GIVEN PROBLEM —
Output the data below in full, character for character.

DATASET EXTRACT —
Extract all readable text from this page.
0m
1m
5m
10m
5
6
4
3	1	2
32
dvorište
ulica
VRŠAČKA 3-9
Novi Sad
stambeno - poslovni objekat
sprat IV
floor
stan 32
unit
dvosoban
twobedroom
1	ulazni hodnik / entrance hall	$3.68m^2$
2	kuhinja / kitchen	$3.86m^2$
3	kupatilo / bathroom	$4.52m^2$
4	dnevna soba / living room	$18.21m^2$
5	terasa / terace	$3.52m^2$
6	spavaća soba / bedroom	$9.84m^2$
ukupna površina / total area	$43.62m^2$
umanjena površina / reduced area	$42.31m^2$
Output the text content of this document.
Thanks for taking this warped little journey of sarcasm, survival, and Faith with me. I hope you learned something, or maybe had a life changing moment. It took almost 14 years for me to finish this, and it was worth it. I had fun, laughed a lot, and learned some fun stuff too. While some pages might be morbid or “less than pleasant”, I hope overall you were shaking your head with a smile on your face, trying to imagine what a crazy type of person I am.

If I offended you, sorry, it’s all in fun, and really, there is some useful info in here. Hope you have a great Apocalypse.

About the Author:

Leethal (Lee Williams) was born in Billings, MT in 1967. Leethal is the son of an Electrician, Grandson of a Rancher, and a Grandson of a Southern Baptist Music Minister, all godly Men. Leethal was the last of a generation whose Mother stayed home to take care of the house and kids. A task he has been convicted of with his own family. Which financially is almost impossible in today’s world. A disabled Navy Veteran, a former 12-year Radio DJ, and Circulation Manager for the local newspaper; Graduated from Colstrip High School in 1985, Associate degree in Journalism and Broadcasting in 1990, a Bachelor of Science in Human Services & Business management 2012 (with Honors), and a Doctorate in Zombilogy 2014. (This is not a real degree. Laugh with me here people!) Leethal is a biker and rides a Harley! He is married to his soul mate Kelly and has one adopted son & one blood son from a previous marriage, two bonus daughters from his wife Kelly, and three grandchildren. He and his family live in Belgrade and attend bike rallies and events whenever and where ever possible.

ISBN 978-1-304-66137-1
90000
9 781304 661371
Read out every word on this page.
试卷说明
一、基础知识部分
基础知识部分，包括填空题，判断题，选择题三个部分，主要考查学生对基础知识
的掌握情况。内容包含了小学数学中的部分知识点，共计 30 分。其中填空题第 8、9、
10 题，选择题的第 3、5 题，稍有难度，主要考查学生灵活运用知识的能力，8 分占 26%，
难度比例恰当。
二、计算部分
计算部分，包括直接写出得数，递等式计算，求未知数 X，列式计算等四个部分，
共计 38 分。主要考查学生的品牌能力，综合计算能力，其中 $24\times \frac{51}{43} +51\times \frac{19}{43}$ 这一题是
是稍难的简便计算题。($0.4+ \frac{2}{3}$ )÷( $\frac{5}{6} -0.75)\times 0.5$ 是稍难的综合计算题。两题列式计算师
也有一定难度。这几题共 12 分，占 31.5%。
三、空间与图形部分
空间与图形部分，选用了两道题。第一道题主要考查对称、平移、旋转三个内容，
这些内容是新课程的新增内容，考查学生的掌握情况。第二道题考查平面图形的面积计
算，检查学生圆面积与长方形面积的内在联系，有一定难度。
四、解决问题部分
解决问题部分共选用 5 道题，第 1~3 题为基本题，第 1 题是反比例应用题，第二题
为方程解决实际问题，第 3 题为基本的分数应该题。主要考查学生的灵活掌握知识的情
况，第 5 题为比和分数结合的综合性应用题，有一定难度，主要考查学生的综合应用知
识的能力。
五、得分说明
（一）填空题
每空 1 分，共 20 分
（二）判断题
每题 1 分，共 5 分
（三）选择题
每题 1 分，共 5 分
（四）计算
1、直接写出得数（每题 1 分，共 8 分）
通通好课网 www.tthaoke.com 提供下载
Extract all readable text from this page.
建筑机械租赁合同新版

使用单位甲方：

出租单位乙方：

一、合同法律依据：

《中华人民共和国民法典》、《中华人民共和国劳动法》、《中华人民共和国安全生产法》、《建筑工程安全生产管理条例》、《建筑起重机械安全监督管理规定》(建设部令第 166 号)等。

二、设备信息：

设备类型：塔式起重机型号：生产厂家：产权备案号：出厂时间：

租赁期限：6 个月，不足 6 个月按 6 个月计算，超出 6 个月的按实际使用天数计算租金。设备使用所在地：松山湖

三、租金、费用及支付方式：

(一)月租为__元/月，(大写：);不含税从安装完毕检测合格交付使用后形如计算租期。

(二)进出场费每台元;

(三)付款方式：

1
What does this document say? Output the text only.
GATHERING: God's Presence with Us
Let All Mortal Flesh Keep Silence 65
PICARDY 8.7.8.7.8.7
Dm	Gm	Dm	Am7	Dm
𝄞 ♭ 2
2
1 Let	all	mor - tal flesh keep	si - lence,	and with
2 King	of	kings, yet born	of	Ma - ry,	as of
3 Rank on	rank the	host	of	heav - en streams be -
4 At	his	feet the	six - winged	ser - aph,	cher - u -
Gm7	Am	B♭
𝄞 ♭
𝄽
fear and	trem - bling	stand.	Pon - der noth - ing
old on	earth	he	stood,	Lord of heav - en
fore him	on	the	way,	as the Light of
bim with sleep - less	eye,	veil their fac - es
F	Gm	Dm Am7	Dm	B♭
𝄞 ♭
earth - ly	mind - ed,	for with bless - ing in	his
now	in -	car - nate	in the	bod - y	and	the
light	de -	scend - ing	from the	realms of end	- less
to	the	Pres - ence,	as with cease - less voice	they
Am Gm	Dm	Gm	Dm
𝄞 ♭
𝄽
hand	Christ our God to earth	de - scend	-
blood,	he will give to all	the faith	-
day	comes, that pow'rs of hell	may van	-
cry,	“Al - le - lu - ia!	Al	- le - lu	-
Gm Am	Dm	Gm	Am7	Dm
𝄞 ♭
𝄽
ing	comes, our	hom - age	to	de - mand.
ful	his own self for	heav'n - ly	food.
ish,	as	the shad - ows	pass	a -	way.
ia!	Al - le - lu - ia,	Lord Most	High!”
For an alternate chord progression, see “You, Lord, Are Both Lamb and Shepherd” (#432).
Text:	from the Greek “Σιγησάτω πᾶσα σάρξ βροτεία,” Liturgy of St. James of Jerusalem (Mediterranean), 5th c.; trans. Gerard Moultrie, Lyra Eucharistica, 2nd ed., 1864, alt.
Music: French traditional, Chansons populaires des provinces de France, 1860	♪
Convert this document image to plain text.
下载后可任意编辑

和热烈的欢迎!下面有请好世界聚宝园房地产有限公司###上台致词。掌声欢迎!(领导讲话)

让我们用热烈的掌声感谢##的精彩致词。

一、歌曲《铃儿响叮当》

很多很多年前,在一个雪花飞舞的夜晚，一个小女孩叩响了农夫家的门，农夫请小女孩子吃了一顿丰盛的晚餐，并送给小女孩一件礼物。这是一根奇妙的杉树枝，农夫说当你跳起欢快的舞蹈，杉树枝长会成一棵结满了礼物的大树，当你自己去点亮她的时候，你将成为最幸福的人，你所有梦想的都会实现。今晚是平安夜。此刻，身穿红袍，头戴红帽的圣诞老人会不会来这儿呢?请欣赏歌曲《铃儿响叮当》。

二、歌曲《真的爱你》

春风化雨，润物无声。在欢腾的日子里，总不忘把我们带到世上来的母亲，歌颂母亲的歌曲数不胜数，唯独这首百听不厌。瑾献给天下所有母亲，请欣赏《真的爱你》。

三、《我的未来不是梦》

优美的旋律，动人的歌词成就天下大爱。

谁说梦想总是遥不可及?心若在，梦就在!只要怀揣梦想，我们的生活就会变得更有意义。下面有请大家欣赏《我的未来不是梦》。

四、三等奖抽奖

SOLVED EXERCISE —
Extract all readable text from this page.
0m
1m
5m
10m
5
6
4
3	1	2
32
dvorište
ulica
VRŠAČKA 3-9
Novi Sad
stambeno - poslovni objekat
sprat IV
floor
stan 32
unit
dvosoban
twobedroom
1	ulazni hodnik / entrance hall	$3.68m^2$
2	kuhinja / kitchen	$3.86m^2$
3	kupatilo / bathroom	$4.52m^2$
4	dnevna soba / living room	$18.21m^2$
5	terasa / terace	$3.52m^2$
6	spavaća soba / bedroom	$9.84m^2$
ukupna površina / total area	$43.62m^2$
umanjena površina / reduced area	$42.31m^2$
Output the text content of this document.
Thanks for taking this warped little journey of sarcasm, survival, and Faith with me. I hope you learned something, or maybe had a life changing moment. It took almost 14 years for me to finish this, and it was worth it. I had fun, laughed a lot, and learned some fun stuff too. While some pages might be morbid or “less than pleasant”, I hope overall you were shaking your head with a smile on your face, trying to imagine what a crazy type of person I am.

If I offended you, sorry, it’s all in fun, and really, there is some useful info in here. Hope you have a great Apocalypse.

About the Author:

Leethal (Lee Williams) was born in Billings, MT in 1967. Leethal is the son of an Electrician, Grandson of a Rancher, and a Grandson of a Southern Baptist Music Minister, all godly Men. Leethal was the last of a generation whose Mother stayed home to take care of the house and kids. A task he has been convicted of with his own family. Which financially is almost impossible in today’s world. A disabled Navy Veteran, a former 12-year Radio DJ, and Circulation Manager for the local newspaper; Graduated from Colstrip High School in 1985, Associate degree in Journalism and Broadcasting in 1990, a Bachelor of Science in Human Services & Business management 2012 (with Honors), and a Doctorate in Zombilogy 2014. (This is not a real degree. Laugh with me here people!) Leethal is a biker and rides a Harley! He is married to his soul mate Kelly and has one adopted son & one blood son from a previous marriage, two bonus daughters from his wife Kelly, and three grandchildren. He and his family live in Belgrade and attend bike rallies and events whenever and where ever possible.

ISBN 978-1-304-66137-1
90000
9 781304 661371
Read out every word on this page.
试卷说明
一、基础知识部分
基础知识部分，包括填空题，判断题，选择题三个部分，主要考查学生对基础知识
的掌握情况。内容包含了小学数学中的部分知识点，共计 30 分。其中填空题第 8、9、
10 题，选择题的第 3、5 题，稍有难度，主要考查学生灵活运用知识的能力，8 分占 26%，
难度比例恰当。
二、计算部分
计算部分，包括直接写出得数，递等式计算，求未知数 X，列式计算等四个部分，
共计 38 分。主要考查学生的品牌能力，综合计算能力，其中 $24\times \frac{51}{43} +51\times \frac{19}{43}$ 这一题是
是稍难的简便计算题。($0.4+ \frac{2}{3}$ )÷( $\frac{5}{6} -0.75)\times 0.5$ 是稍难的综合计算题。两题列式计算师
也有一定难度。这几题共 12 分，占 31.5%。
三、空间与图形部分
空间与图形部分，选用了两道题。第一道题主要考查对称、平移、旋转三个内容，
这些内容是新课程的新增内容，考查学生的掌握情况。第二道题考查平面图形的面积计
算，检查学生圆面积与长方形面积的内在联系，有一定难度。
四、解决问题部分
解决问题部分共选用 5 道题，第 1~3 题为基本题，第 1 题是反比例应用题，第二题
为方程解决实际问题，第 3 题为基本的分数应该题。主要考查学生的灵活掌握知识的情
况，第 5 题为比和分数结合的综合性应用题，有一定难度，主要考查学生的综合应用知
识的能力。
五、得分说明
（一）填空题
每空 1 分，共 20 分
（二）判断题
每题 1 分，共 5 分
（三）选择题
每题 1 分，共 5 分
（四）计算
1、直接写出得数（每题 1 分，共 8 分）
通通好课网 www.tthaoke.com 提供下载
Extract all readable text from this page.
建筑机械租赁合同新版

使用单位甲方：

出租单位乙方：

一、合同法律依据：

《中华人民共和国民法典》、《中华人民共和国劳动法》、《中华人民共和国安全生产法》、《建筑工程安全生产管理条例》、《建筑起重机械安全监督管理规定》(建设部令第 166 号)等。

二、设备信息：

设备类型：塔式起重机型号：生产厂家：产权备案号：出厂时间：

租赁期限：6 个月，不足 6 个月按 6 个月计算，超出 6 个月的按实际使用天数计算租金。设备使用所在地：松山湖

三、租金、费用及支付方式：

(一)月租为__元/月，(大写：);不含税从安装完毕检测合格交付使用后形如计算租期。

(二)进出场费每台元;

(三)付款方式：

1
What does this document say? Output the text only.
GATHERING: God's Presence with Us
Let All Mortal Flesh Keep Silence 65
PICARDY 8.7.8.7.8.7
Dm	Gm	Dm	Am7	Dm
𝄞 ♭ 2
2
1 Let	all	mor - tal flesh keep	si - lence,	and with
2 King	of	kings, yet born	of	Ma - ry,	as of
3 Rank on	rank the	host	of	heav - en streams be -
4 At	his	feet the	six - winged	ser - aph,	cher - u -
Gm7	Am	B♭
𝄞 ♭
𝄽
fear and	trem - bling	stand.	Pon - der noth - ing
old on	earth	he	stood,	Lord of heav - en
fore him	on	the	way,	as the Light of
bim with sleep - less	eye,	veil their fac - es
F	Gm	Dm Am7	Dm	B♭
𝄞 ♭
earth - ly	mind - ed,	for with bless - ing in	his
now	in -	car - nate	in the	bod - y	and	the
light	de -	scend - ing	from the	realms of end	- less
to	the	Pres - ence,	as with cease - less voice	they
Am Gm	Dm	Gm	Dm
𝄞 ♭
𝄽
hand	Christ our God to earth	de - scend	-
blood,	he will give to all	the faith	-
day	comes, that pow'rs of hell	may van	-
cry,	“Al - le - lu - ia!	Al	- le - lu	-
Gm Am	Dm	Gm	Am7	Dm
𝄞 ♭
𝄽
ing	comes, our	hom - age	to	de - mand.
ful	his own self for	heav'n - ly	food.
ish,	as	the shad - ows	pass	a -	way.
ia!	Al - le - lu - ia,	Lord Most	High!”
For an alternate chord progression, see “You, Lord, Are Both Lamb and Shepherd” (#432).
Text:	from the Greek “Σιγησάτω πᾶσα σάρξ βροτεία,” Liturgy of St. James of Jerusalem (Mediterranean), 5th c.; trans. Gerard Moultrie, Lyra Eucharistica, 2nd ed., 1864, alt.
Music: French traditional, Chansons populaires des provinces de France, 1860	♪
Convert this document image to plain text.
下载后可任意编辑

和热烈的欢迎!下面有请好世界聚宝园房地产有限公司###上台致词。掌声欢迎!(领导讲话)

让我们用热烈的掌声感谢##的精彩致词。

一、歌曲《铃儿响叮当》

很多很多年前,在一个雪花飞舞的夜晚，一个小女孩叩响了农夫家的门，农夫请小女孩子吃了一顿丰盛的晚餐，并送给小女孩一件礼物。这是一根奇妙的杉树枝，农夫说当你跳起欢快的舞蹈，杉树枝长会成一棵结满了礼物的大树，当你自己去点亮她的时候，你将成为最幸福的人，你所有梦想的都会实现。今晚是平安夜。此刻，身穿红袍，头戴红帽的圣诞老人会不会来这儿呢?请欣赏歌曲《铃儿响叮当》。

二、歌曲《真的爱你》

春风化雨，润物无声。在欢腾的日子里，总不忘把我们带到世上来的母亲，歌颂母亲的歌曲数不胜数，唯独这首百听不厌。瑾献给天下所有母亲，请欣赏《真的爱你》。

三、《我的未来不是梦》

优美的旋律，动人的歌词成就天下大爱。

谁说梦想总是遥不可及?心若在，梦就在!只要怀揣梦想，我们的生活就会变得更有意义。下面有请大家欣赏《我的未来不是梦》。

四、三等奖抽奖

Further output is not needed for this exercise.